» **What you need to do**
In the material below, the lines containing the word "Optimal" are required; copy each of them.

"""

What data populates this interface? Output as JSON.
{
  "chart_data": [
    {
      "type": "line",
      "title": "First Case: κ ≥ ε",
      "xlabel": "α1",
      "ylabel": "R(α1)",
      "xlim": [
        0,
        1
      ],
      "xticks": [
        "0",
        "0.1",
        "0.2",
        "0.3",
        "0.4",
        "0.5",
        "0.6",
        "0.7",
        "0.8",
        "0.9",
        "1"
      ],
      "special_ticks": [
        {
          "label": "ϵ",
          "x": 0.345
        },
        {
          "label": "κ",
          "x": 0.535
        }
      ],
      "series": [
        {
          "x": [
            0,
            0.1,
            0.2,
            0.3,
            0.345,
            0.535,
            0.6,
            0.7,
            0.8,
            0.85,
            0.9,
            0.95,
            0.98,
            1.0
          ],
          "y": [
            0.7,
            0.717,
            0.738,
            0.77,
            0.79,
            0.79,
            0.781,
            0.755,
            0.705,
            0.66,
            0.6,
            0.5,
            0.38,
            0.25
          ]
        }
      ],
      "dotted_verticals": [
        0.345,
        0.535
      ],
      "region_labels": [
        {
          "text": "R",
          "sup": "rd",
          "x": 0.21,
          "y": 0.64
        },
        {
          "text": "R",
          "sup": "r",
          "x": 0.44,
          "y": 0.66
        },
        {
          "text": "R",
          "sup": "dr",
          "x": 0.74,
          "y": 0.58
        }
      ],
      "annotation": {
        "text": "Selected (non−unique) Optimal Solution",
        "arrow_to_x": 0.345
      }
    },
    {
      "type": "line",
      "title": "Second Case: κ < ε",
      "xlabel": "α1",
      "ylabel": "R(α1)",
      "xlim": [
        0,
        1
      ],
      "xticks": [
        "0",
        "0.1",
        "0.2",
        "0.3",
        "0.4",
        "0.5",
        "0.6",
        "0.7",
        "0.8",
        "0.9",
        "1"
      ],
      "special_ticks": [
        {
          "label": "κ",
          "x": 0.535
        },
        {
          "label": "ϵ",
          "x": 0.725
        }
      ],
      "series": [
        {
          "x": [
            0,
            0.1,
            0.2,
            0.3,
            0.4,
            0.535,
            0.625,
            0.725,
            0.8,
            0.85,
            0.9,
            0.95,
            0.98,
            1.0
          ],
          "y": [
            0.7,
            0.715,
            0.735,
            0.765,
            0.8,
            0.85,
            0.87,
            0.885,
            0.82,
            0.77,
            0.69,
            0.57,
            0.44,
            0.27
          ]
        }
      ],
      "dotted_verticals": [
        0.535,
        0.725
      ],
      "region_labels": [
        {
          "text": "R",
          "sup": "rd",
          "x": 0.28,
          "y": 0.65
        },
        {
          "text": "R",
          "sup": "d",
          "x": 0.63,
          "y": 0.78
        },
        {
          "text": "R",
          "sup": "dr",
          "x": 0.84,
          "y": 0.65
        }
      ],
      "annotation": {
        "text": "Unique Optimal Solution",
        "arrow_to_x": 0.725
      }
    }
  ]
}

"""

» **Complete answer**
        "text": "Selected (non−unique) Optimal Solution",
        "text": "Unique Optimal Solution",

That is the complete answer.